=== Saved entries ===
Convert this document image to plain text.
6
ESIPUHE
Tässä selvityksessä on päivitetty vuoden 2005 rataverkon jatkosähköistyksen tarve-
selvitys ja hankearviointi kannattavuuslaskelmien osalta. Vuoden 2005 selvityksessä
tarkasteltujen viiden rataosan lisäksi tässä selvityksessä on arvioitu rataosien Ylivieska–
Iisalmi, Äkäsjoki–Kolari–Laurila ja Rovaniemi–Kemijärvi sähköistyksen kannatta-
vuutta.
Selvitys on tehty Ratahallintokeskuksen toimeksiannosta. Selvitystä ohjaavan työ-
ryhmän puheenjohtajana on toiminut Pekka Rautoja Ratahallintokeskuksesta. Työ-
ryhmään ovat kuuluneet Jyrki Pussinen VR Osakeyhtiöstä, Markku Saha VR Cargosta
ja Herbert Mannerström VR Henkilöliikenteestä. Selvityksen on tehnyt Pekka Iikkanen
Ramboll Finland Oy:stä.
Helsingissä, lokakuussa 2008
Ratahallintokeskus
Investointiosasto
--
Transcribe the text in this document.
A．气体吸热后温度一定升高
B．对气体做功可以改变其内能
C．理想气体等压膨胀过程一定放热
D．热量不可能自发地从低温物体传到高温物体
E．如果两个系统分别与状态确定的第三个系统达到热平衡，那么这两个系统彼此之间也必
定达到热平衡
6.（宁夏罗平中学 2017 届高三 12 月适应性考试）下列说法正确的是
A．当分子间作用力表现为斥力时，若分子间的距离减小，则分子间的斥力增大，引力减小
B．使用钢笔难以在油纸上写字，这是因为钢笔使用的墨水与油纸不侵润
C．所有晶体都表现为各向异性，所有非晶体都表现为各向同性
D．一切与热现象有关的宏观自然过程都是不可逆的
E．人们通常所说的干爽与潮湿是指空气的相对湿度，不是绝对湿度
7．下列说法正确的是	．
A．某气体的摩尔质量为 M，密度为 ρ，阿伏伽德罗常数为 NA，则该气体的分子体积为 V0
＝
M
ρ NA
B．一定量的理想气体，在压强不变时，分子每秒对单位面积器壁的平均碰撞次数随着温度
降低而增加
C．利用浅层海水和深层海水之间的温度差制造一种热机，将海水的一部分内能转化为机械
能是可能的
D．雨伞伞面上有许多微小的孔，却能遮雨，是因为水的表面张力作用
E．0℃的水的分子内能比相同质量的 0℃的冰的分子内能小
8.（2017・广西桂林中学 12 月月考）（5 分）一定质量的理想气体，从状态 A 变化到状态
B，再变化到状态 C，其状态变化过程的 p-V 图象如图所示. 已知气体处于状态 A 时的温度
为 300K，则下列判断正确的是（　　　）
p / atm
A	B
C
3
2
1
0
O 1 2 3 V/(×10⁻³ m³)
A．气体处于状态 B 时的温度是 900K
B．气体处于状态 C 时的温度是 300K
* * *
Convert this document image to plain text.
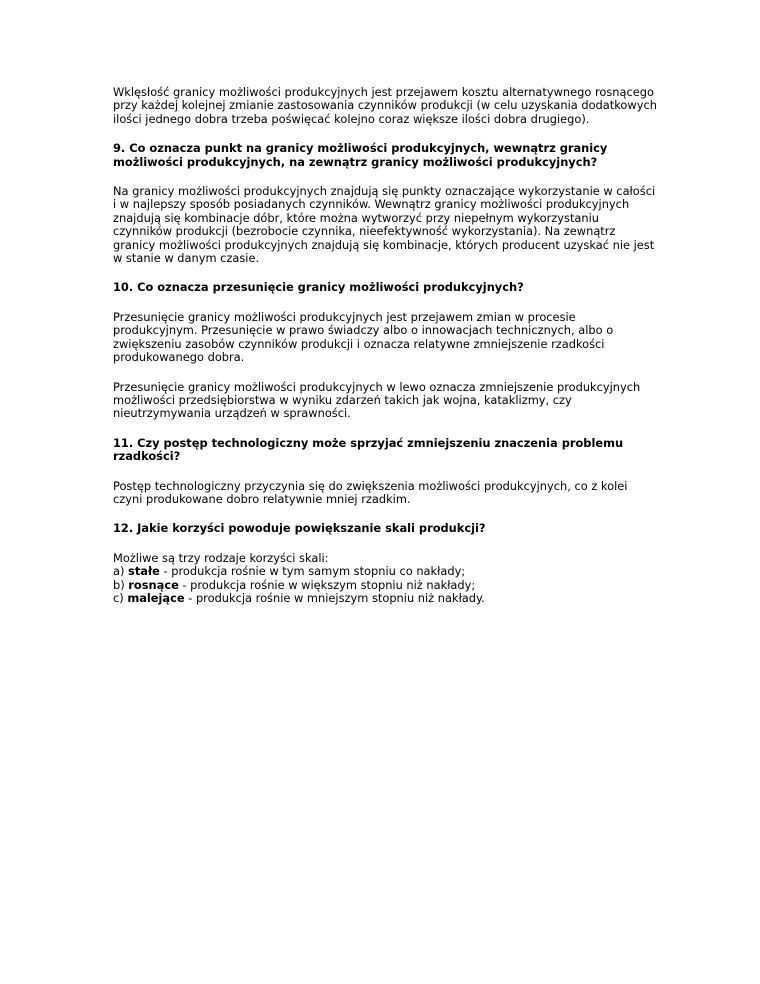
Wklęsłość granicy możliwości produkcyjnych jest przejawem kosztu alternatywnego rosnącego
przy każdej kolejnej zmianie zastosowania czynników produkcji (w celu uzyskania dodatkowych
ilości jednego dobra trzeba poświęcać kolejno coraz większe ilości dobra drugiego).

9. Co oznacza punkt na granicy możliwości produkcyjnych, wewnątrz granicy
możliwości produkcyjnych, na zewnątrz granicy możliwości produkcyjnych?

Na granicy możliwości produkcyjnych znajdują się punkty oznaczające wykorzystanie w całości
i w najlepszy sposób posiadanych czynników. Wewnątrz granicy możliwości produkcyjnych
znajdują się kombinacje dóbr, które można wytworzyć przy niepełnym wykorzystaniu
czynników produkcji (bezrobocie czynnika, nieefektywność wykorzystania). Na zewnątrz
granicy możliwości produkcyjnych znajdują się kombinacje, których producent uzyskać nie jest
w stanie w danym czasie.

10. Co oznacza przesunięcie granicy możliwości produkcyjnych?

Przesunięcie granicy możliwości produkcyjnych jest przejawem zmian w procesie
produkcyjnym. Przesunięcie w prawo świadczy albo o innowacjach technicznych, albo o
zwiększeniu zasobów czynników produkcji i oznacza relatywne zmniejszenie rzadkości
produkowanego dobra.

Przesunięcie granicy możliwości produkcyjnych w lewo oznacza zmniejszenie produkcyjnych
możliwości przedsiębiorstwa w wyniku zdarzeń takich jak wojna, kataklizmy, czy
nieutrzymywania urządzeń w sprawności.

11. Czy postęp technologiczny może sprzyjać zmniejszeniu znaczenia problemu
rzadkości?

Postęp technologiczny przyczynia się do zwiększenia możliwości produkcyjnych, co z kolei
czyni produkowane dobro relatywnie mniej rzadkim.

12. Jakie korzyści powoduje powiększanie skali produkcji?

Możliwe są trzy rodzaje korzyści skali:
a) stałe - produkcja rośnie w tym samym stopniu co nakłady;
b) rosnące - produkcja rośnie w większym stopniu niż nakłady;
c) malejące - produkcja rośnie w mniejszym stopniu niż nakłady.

=== Given instruction ===
Make a tally of the lines in this data that include the string "Pekka", and answer with that tally alone.

=== Output ===
2